# START OF ENTRIES SHOWN

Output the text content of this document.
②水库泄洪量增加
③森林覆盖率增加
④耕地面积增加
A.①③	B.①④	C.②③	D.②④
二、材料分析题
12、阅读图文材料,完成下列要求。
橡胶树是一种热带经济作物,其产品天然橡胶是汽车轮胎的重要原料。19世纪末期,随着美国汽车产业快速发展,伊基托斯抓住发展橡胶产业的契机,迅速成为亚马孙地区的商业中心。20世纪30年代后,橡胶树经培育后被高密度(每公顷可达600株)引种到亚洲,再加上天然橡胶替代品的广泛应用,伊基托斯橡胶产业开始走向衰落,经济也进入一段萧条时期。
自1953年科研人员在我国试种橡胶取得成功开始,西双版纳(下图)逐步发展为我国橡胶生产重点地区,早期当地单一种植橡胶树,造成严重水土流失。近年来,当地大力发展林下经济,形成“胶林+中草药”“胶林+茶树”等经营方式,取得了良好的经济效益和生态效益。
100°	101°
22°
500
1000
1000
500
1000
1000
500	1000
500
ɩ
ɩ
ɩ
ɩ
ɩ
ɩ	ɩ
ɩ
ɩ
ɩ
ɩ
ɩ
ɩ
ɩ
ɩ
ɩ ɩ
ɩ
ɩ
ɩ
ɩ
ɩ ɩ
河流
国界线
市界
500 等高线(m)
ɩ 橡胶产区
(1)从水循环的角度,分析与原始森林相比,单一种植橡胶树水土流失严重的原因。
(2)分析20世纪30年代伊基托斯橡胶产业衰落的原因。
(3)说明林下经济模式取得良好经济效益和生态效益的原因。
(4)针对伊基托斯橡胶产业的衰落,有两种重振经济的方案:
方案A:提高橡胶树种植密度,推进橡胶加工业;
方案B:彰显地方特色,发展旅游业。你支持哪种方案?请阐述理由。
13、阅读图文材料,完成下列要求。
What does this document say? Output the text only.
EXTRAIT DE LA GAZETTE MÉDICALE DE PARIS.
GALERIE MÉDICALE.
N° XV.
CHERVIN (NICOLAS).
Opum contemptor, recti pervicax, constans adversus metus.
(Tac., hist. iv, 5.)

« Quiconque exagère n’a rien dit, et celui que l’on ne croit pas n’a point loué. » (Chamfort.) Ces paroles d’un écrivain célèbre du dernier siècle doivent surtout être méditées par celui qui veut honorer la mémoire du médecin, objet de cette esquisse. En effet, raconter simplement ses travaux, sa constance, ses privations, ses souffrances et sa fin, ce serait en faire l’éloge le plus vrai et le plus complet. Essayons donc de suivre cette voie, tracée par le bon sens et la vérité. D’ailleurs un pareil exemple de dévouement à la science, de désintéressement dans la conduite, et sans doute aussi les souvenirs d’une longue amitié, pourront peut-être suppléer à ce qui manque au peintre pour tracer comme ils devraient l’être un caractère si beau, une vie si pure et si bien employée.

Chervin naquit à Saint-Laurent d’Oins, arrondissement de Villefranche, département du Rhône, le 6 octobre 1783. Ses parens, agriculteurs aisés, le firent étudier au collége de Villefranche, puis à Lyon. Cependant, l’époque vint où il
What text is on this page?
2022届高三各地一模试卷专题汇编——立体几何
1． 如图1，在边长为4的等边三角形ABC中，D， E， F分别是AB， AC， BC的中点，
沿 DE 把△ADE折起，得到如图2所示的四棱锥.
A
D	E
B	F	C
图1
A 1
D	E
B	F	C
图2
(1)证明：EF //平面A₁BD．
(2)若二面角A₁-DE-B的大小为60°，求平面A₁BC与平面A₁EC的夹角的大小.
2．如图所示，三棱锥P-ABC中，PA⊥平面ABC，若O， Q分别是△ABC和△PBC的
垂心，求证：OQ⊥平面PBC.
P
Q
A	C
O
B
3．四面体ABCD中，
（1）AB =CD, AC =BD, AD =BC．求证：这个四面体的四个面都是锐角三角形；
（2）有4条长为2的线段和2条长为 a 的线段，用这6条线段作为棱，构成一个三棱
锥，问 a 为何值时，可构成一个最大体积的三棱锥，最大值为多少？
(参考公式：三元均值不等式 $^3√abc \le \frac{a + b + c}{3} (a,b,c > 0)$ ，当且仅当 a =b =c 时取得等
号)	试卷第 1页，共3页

# END OF ENTRIES SHOWN

* **AIM**:
The records above need to be transcribed in full. Keep every character unchanged.

* **EXERCISE RESULT**:
Output the text content of this document.
②水库泄洪量增加
③森林覆盖率增加
④耕地面积增加
A.①③	B.①④	C.②③	D.②④
二、材料分析题
12、阅读图文材料,完成下列要求。
橡胶树是一种热带经济作物,其产品天然橡胶是汽车轮胎的重要原料。19世纪末期,随着美国汽车产业快速发展,伊基托斯抓住发展橡胶产业的契机,迅速成为亚马孙地区的商业中心。20世纪30年代后,橡胶树经培育后被高密度(每公顷可达600株)引种到亚洲,再加上天然橡胶替代品的广泛应用,伊基托斯橡胶产业开始走向衰落,经济也进入一段萧条时期。
自1953年科研人员在我国试种橡胶取得成功开始,西双版纳(下图)逐步发展为我国橡胶生产重点地区,早期当地单一种植橡胶树,造成严重水土流失。近年来,当地大力发展林下经济,形成“胶林+中草药”“胶林+茶树”等经营方式,取得了良好的经济效益和生态效益。
100°	101°
22°
500
1000
1000
500
1000
1000
500	1000
500
ɩ
ɩ
ɩ
ɩ
ɩ
ɩ	ɩ
ɩ
ɩ
ɩ
ɩ
ɩ
ɩ
ɩ
ɩ
ɩ ɩ
ɩ
ɩ
ɩ
ɩ
ɩ ɩ
河流
国界线
市界
500 等高线(m)
ɩ 橡胶产区
(1)从水循环的角度,分析与原始森林相比,单一种植橡胶树水土流失严重的原因。
(2)分析20世纪30年代伊基托斯橡胶产业衰落的原因。
(3)说明林下经济模式取得良好经济效益和生态效益的原因。
(4)针对伊基托斯橡胶产业的衰落,有两种重振经济的方案:
方案A:提高橡胶树种植密度,推进橡胶加工业;
方案B:彰显地方特色,发展旅游业。你支持哪种方案?请阐述理由。
13、阅读图文材料,完成下列要求。
What does this document say? Output the text only.
EXTRAIT DE LA GAZETTE MÉDICALE DE PARIS.
GALERIE MÉDICALE.
N° XV.
CHERVIN (NICOLAS).
Opum contemptor, recti pervicax, constans adversus metus.
(Tac., hist. iv, 5.)

« Quiconque exagère n’a rien dit, et celui que l’on ne croit pas n’a point loué. » (Chamfort.) Ces paroles d’un écrivain célèbre du dernier siècle doivent surtout être méditées par celui qui veut honorer la mémoire du médecin, objet de cette esquisse. En effet, raconter simplement ses travaux, sa constance, ses privations, ses souffrances et sa fin, ce serait en faire l’éloge le plus vrai et le plus complet. Essayons donc de suivre cette voie, tracée par le bon sens et la vérité. D’ailleurs un pareil exemple de dévouement à la science, de désintéressement dans la conduite, et sans doute aussi les souvenirs d’une longue amitié, pourront peut-être suppléer à ce qui manque au peintre pour tracer comme ils devraient l’être un caractère si beau, une vie si pure et si bien employée.

Chervin naquit à Saint-Laurent d’Oins, arrondissement de Villefranche, département du Rhône, le 6 octobre 1783. Ses parens, agriculteurs aisés, le firent étudier au collége de Villefranche, puis à Lyon. Cependant, l’époque vint où il
What text is on this page?
2022届高三各地一模试卷专题汇编——立体几何
1． 如图1，在边长为4的等边三角形ABC中，D， E， F分别是AB， AC， BC的中点，
沿 DE 把△ADE折起，得到如图2所示的四棱锥.
A
D	E
B	F	C
图1
A 1
D	E
B	F	C
图2
(1)证明：EF //平面A₁BD．
(2)若二面角A₁-DE-B的大小为60°，求平面A₁BC与平面A₁EC的夹角的大小.
2．如图所示，三棱锥P-ABC中，PA⊥平面ABC，若O， Q分别是△ABC和△PBC的
垂心，求证：OQ⊥平面PBC.
P
Q
A	C
O
B
3．四面体ABCD中，
（1）AB =CD, AC =BD, AD =BC．求证：这个四面体的四个面都是锐角三角形；
（2）有4条长为2的线段和2条长为 a 的线段，用这6条线段作为棱，构成一个三棱
锥，问 a 为何值时，可构成一个最大体积的三棱锥，最大值为多少？
(参考公式：三元均值不等式 $^3√abc \le \frac{a + b + c}{3} (a,b,c > 0)$ ，当且仅当 a =b =c 时取得等
号)	试卷第 1页，共3页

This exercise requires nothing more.